__Short exercise__. Find the string "color" and gather every line that holds it.

* start Given records *

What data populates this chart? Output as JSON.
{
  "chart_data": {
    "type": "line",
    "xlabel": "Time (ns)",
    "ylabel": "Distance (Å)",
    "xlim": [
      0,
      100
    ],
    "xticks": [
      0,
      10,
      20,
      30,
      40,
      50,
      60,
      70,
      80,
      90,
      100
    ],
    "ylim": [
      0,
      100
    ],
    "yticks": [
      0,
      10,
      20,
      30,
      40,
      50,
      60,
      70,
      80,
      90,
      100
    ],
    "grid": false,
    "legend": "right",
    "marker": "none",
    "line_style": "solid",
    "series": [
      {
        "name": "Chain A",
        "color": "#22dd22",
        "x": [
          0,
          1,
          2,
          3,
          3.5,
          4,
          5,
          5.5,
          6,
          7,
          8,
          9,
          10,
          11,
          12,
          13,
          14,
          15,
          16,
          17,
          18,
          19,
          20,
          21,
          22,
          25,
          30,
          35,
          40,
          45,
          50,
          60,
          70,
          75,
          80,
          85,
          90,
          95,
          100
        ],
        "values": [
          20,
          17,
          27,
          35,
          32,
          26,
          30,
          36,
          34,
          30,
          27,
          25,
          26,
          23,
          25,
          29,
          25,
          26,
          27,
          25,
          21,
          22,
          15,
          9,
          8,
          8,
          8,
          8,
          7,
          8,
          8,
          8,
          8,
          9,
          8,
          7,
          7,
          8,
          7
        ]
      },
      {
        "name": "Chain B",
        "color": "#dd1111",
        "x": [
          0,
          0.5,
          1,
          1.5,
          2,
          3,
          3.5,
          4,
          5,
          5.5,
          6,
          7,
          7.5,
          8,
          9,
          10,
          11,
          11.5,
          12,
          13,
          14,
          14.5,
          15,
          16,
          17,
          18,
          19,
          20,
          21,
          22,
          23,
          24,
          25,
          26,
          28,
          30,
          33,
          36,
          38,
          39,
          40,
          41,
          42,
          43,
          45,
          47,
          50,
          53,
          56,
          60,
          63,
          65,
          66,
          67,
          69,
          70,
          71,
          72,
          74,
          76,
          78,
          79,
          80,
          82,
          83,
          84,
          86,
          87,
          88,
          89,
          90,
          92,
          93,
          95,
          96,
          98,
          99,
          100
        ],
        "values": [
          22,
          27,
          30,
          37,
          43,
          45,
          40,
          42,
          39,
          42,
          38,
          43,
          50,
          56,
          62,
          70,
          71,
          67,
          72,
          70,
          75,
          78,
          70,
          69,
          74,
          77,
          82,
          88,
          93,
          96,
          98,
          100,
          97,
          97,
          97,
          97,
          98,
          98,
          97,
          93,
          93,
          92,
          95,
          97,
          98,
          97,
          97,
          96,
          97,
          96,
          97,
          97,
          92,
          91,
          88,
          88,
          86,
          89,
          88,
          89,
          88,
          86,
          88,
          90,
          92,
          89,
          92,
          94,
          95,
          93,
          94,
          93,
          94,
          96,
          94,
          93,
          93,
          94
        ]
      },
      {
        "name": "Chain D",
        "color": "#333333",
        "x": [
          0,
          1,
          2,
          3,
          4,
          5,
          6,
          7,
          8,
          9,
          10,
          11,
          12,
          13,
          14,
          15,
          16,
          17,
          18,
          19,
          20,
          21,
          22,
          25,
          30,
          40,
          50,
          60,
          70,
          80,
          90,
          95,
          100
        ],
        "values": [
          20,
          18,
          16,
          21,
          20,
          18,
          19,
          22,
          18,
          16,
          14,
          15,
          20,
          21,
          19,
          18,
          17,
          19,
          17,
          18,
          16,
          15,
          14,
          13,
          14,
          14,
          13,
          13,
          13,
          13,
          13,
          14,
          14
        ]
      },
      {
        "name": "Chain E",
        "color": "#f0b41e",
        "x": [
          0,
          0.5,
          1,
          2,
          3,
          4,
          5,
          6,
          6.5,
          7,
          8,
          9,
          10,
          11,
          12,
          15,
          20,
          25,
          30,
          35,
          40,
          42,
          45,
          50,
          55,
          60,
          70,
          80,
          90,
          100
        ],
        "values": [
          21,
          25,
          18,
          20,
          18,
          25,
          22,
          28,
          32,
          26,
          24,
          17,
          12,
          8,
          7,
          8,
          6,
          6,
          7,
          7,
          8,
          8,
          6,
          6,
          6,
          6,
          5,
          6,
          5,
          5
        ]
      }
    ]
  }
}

* end Given records *

__Result for this exercise__.
        "color": "#22dd22",
        "color": "#dd1111",
        "color": "#333333",
        "color": "#f0b41e",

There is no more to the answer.